**WHAT THIS TASK INVOLVES**
Tally every line featuring "matici", then give that tally alone.

**SUPPLIED INFORMATION**
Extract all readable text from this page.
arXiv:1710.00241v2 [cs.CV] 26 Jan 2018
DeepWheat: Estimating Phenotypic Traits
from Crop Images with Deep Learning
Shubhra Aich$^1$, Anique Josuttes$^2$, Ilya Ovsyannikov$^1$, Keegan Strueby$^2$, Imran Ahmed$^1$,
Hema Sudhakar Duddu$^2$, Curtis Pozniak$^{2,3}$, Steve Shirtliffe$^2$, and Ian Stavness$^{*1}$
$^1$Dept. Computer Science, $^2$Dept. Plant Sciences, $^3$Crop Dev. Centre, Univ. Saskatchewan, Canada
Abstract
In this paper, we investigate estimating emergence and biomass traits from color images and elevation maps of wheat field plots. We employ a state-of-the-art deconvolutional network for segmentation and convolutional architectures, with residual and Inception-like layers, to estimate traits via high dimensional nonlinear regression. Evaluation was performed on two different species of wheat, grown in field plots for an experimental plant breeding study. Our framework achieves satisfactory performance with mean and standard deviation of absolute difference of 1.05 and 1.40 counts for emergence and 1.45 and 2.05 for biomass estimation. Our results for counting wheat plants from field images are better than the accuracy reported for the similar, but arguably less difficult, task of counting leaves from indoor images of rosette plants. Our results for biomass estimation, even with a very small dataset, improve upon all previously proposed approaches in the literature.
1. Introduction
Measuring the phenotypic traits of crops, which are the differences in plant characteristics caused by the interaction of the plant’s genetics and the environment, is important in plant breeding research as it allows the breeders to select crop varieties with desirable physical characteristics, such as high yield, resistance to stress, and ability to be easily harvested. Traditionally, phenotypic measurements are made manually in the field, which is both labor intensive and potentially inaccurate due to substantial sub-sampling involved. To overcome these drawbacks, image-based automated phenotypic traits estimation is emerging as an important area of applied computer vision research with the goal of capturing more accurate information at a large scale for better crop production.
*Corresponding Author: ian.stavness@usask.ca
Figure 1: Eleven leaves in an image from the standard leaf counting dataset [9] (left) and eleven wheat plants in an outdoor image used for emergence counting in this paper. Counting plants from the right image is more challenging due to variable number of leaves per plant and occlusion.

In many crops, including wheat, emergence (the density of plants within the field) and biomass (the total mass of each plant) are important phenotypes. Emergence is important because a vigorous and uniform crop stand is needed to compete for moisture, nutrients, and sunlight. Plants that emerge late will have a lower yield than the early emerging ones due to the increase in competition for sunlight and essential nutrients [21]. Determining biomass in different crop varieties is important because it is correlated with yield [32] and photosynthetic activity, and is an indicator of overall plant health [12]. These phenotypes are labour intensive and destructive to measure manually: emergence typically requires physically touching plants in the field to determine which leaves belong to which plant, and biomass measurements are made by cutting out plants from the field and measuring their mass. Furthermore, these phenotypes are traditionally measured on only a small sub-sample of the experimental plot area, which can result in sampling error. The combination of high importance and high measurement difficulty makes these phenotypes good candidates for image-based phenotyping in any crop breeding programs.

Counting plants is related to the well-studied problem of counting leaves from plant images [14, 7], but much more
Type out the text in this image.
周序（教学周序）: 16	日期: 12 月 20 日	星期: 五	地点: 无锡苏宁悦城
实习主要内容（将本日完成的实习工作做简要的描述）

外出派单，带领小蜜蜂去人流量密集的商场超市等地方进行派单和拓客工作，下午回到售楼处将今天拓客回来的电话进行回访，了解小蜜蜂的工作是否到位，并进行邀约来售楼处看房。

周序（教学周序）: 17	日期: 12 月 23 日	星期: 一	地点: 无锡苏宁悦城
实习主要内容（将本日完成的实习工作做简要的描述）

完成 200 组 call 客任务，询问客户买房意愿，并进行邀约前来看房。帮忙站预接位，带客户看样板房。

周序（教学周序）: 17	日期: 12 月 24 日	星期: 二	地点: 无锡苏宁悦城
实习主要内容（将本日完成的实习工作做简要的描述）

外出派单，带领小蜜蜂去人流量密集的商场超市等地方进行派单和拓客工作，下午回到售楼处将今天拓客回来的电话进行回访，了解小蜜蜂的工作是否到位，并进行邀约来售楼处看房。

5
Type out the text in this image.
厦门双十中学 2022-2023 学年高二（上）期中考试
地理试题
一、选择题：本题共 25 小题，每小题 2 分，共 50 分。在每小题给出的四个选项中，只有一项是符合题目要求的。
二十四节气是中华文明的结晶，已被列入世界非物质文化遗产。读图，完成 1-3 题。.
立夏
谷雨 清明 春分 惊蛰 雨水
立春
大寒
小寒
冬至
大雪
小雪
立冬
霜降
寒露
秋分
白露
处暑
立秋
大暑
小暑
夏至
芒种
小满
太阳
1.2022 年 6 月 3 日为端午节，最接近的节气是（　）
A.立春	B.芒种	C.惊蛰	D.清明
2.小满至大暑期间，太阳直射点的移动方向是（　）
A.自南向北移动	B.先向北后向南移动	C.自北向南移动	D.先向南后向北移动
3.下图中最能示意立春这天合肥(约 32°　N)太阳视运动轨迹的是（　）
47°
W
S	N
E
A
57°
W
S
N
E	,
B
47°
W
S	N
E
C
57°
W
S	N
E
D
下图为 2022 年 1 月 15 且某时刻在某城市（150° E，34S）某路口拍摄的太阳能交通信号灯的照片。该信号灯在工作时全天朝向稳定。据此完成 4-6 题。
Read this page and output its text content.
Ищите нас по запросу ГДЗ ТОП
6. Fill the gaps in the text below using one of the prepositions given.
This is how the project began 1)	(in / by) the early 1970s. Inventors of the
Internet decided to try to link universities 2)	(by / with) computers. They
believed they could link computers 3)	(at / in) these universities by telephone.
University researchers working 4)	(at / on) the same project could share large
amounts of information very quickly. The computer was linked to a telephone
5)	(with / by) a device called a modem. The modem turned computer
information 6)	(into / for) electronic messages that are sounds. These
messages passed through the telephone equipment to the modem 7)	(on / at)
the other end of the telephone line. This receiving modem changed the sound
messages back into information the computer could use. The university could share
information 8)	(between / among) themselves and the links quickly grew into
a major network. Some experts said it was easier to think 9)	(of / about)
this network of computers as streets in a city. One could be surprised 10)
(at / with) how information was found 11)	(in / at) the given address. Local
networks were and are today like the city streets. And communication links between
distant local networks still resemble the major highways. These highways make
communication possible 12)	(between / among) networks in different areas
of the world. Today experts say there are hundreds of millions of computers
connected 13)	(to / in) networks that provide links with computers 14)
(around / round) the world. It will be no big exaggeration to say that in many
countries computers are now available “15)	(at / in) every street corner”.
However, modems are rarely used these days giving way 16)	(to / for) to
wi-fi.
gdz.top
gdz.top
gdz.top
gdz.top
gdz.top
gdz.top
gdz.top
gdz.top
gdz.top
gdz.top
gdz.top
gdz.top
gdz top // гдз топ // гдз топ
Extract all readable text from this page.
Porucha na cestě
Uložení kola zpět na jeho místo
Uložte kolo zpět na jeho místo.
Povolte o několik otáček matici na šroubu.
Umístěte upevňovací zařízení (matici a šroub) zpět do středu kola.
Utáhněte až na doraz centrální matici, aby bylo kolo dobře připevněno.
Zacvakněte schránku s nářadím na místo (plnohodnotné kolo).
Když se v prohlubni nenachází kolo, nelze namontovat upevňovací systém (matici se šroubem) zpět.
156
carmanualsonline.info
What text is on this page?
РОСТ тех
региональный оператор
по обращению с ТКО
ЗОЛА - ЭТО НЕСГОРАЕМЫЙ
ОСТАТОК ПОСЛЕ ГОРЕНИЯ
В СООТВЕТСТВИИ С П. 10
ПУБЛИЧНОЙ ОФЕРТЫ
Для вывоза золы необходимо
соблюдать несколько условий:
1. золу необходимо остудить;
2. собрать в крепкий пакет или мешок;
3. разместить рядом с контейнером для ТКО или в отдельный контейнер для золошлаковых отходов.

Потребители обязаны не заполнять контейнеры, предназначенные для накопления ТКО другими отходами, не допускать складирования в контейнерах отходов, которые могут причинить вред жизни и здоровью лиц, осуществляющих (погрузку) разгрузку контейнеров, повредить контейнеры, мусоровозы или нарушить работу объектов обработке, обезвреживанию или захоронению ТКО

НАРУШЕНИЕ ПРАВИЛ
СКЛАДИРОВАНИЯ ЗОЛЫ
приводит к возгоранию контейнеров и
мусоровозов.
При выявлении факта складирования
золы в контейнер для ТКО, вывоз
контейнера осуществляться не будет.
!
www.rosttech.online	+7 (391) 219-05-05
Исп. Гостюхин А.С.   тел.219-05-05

**RESULT FOR THIS EXERCISE**
4